▶ [REQUIREMENT]: Pull each line holding the word "TYPICAL" from the data.

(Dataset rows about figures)
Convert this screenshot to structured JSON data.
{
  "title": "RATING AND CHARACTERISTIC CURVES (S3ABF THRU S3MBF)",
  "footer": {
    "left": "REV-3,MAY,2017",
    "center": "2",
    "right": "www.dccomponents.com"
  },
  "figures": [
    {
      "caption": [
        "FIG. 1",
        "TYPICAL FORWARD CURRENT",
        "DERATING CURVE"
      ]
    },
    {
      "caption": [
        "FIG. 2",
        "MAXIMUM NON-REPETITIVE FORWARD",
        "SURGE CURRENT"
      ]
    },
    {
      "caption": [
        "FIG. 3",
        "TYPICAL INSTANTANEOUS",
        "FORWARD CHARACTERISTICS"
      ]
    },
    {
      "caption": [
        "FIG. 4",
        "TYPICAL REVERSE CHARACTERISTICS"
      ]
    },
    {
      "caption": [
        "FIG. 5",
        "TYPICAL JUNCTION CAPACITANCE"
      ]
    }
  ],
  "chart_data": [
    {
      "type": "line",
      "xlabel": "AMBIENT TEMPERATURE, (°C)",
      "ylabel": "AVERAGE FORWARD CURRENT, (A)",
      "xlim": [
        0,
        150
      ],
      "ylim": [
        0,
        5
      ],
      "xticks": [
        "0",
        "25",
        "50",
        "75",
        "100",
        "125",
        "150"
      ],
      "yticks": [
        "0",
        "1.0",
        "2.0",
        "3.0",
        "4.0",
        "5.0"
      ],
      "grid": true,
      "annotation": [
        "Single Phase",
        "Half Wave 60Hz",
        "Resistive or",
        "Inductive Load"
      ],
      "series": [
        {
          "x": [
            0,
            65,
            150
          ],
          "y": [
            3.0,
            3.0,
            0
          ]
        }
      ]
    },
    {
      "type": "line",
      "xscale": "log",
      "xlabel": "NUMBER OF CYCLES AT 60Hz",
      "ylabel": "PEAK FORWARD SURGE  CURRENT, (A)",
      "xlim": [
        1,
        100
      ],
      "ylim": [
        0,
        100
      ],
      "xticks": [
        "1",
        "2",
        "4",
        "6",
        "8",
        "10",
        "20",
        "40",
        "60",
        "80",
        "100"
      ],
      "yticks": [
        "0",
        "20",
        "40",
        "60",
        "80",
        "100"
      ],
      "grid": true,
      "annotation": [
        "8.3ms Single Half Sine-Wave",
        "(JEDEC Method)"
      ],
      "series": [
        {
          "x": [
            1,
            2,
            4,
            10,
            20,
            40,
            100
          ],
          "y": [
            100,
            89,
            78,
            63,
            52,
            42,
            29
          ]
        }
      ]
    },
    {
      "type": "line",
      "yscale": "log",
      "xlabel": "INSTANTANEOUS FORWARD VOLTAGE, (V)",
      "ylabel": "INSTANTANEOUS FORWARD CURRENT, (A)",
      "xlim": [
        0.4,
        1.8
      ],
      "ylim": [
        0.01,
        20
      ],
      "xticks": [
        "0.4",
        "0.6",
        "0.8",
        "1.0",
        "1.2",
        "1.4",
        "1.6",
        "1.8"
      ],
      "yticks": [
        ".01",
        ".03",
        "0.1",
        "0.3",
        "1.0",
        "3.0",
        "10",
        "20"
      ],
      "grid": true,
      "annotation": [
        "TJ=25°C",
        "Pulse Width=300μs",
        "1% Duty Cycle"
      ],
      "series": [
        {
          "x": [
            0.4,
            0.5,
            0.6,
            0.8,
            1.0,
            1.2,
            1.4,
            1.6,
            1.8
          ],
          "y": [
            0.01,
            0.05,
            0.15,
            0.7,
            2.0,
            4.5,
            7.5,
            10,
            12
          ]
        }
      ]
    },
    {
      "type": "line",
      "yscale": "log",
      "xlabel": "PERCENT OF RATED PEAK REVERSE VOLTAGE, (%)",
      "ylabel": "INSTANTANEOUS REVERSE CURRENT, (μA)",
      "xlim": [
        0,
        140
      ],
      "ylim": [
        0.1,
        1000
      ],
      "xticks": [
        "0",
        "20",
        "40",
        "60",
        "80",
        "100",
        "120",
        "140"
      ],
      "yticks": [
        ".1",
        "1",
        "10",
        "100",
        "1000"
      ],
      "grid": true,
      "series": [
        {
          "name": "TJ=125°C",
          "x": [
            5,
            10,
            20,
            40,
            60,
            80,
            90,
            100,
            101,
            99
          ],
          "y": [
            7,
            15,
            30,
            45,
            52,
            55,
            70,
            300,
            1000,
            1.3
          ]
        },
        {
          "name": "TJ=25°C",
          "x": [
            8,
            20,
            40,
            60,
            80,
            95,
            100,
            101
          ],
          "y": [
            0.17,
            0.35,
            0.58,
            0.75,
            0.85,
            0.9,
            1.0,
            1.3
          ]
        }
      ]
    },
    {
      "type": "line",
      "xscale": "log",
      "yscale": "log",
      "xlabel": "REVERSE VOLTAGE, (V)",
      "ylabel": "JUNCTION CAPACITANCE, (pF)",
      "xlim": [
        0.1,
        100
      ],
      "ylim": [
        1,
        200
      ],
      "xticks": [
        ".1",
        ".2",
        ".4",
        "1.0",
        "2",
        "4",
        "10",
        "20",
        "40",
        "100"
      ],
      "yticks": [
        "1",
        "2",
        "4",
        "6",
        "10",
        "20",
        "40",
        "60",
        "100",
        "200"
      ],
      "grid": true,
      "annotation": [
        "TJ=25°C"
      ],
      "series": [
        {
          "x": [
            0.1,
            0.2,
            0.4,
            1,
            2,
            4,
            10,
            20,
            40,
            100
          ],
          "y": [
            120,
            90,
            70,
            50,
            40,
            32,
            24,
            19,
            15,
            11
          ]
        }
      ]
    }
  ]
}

▶ [SOLUTION TO THE EXERCISE]:
        "TYPICAL FORWARD CURRENT",
        "TYPICAL INSTANTANEOUS",
        "TYPICAL REVERSE CHARACTERISTICS"
        "TYPICAL JUNCTION CAPACITANCE"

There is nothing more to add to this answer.